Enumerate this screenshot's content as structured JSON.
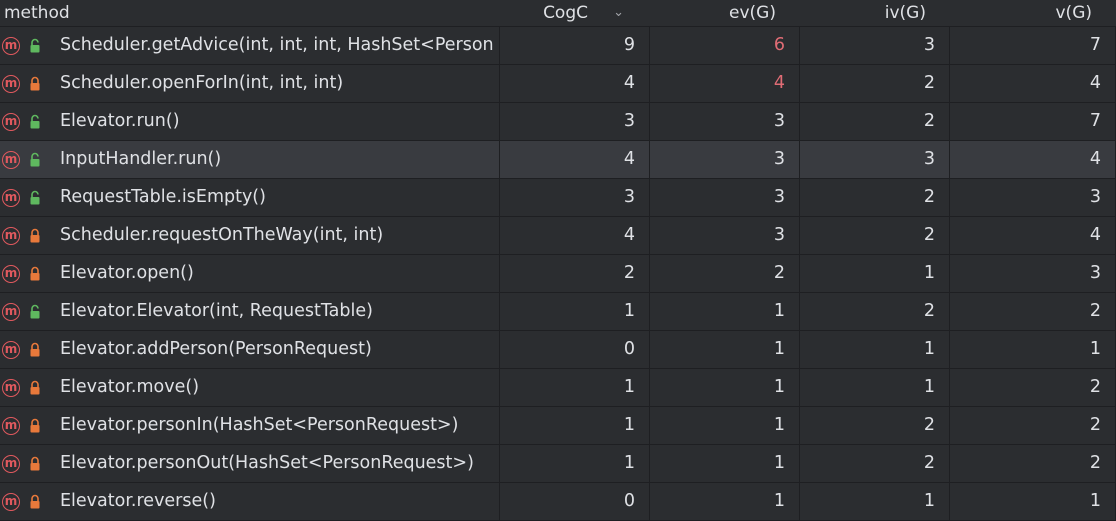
{
  "header": {
    "method": "method",
    "cogc": "CogC",
    "cogc_sort_icon": "chevron-down-icon",
    "ev": "ev(G)",
    "iv": "iv(G)",
    "v": "v(G)"
  },
  "colors": {
    "background": "#2b2d30",
    "selected_row": "#393b40",
    "method_icon": "#e0595e",
    "public_lock": "#5fb85f",
    "private_lock": "#e8793b",
    "highlight_value": "#e06c75"
  },
  "rows": [
    {
      "method": "Scheduler.getAdvice(int, int, int, HashSet<Person",
      "access": "public",
      "cogc": "9",
      "ev": "6",
      "iv": "3",
      "v": "7",
      "ev_highlight": true
    },
    {
      "method": "Scheduler.openForIn(int, int, int)",
      "access": "private",
      "cogc": "4",
      "ev": "4",
      "iv": "2",
      "v": "4",
      "ev_highlight": true
    },
    {
      "method": "Elevator.run()",
      "access": "public",
      "cogc": "3",
      "ev": "3",
      "iv": "2",
      "v": "7"
    },
    {
      "method": "InputHandler.run()",
      "access": "public",
      "cogc": "4",
      "ev": "3",
      "iv": "3",
      "v": "4",
      "selected": true
    },
    {
      "method": "RequestTable.isEmpty()",
      "access": "public",
      "cogc": "3",
      "ev": "3",
      "iv": "2",
      "v": "3"
    },
    {
      "method": "Scheduler.requestOnTheWay(int, int)",
      "access": "private",
      "cogc": "4",
      "ev": "3",
      "iv": "2",
      "v": "4"
    },
    {
      "method": "Elevator.open()",
      "access": "private",
      "cogc": "2",
      "ev": "2",
      "iv": "1",
      "v": "3"
    },
    {
      "method": "Elevator.Elevator(int, RequestTable)",
      "access": "public",
      "cogc": "1",
      "ev": "1",
      "iv": "2",
      "v": "2"
    },
    {
      "method": "Elevator.addPerson(PersonRequest)",
      "access": "private",
      "cogc": "0",
      "ev": "1",
      "iv": "1",
      "v": "1"
    },
    {
      "method": "Elevator.move()",
      "access": "private",
      "cogc": "1",
      "ev": "1",
      "iv": "1",
      "v": "2"
    },
    {
      "method": "Elevator.personIn(HashSet<PersonRequest>)",
      "access": "private",
      "cogc": "1",
      "ev": "1",
      "iv": "2",
      "v": "2"
    },
    {
      "method": "Elevator.personOut(HashSet<PersonRequest>)",
      "access": "private",
      "cogc": "1",
      "ev": "1",
      "iv": "2",
      "v": "2"
    },
    {
      "method": "Elevator.reverse()",
      "access": "private",
      "cogc": "0",
      "ev": "1",
      "iv": "1",
      "v": "1"
    }
  ]
}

### Requirements
Write the records above out again exactly, with no pictures in your copy.

### Answer to the exercise
Enumerate this screenshot's content as structured JSON.
{
  "header": {
    "method": "method",
    "cogc": "CogC",
    "cogc_sort_icon": "chevron-down-icon",
    "ev": "ev(G)",
    "iv": "iv(G)",
    "v": "v(G)"
  },
  "colors": {
    "background": "#2b2d30",
    "selected_row": "#393b40",
    "method_icon": "#e0595e",
    "public_lock": "#5fb85f",
    "private_lock": "#e8793b",
    "highlight_value": "#e06c75"
  },
  "rows": [
    {
      "method": "Scheduler.getAdvice(int, int, int, HashSet<Person",
      "access": "public",
      "cogc": "9",
      "ev": "6",
      "iv": "3",
      "v": "7",
      "ev_highlight": true
    },
    {
      "method": "Scheduler.openForIn(int, int, int)",
      "access": "private",
      "cogc": "4",
      "ev": "4",
      "iv": "2",
      "v": "4",
      "ev_highlight": true
    },
    {
      "method": "Elevator.run()",
      "access": "public",
      "cogc": "3",
      "ev": "3",
      "iv": "2",
      "v": "7"
    },
    {
      "method": "InputHandler.run()",
      "access": "public",
      "cogc": "4",
      "ev": "3",
      "iv": "3",
      "v": "4",
      "selected": true
    },
    {
      "method": "RequestTable.isEmpty()",
      "access": "public",
      "cogc": "3",
      "ev": "3",
      "iv": "2",
      "v": "3"
    },
    {
      "method": "Scheduler.requestOnTheWay(int, int)",
      "access": "private",
      "cogc": "4",
      "ev": "3",
      "iv": "2",
      "v": "4"
    },
    {
      "method": "Elevator.open()",
      "access": "private",
      "cogc": "2",
      "ev": "2",
      "iv": "1",
      "v": "3"
    },
    {
      "method": "Elevator.Elevator(int, RequestTable)",
      "access": "public",
      "cogc": "1",
      "ev": "1",
      "iv": "2",
      "v": "2"
    },
    {
      "method": "Elevator.addPerson(PersonRequest)",
      "access": "private",
      "cogc": "0",
      "ev": "1",
      "iv": "1",
      "v": "1"
    },
    {
      "method": "Elevator.move()",
      "access": "private",
      "cogc": "1",
      "ev": "1",
      "iv": "1",
      "v": "2"
    },
    {
      "method": "Elevator.personIn(HashSet<PersonRequest>)",
      "access": "private",
      "cogc": "1",
      "ev": "1",
      "iv": "2",
      "v": "2"
    },
    {
      "method": "Elevator.personOut(HashSet<PersonRequest>)",
      "access": "private",
      "cogc": "1",
      "ev": "1",
      "iv": "2",
      "v": "2"
    },
    {
      "method": "Elevator.reverse()",
      "access": "private",
      "cogc": "0",
      "ev": "1",
      "iv": "1",
      "v": "1"
    }
  ]
}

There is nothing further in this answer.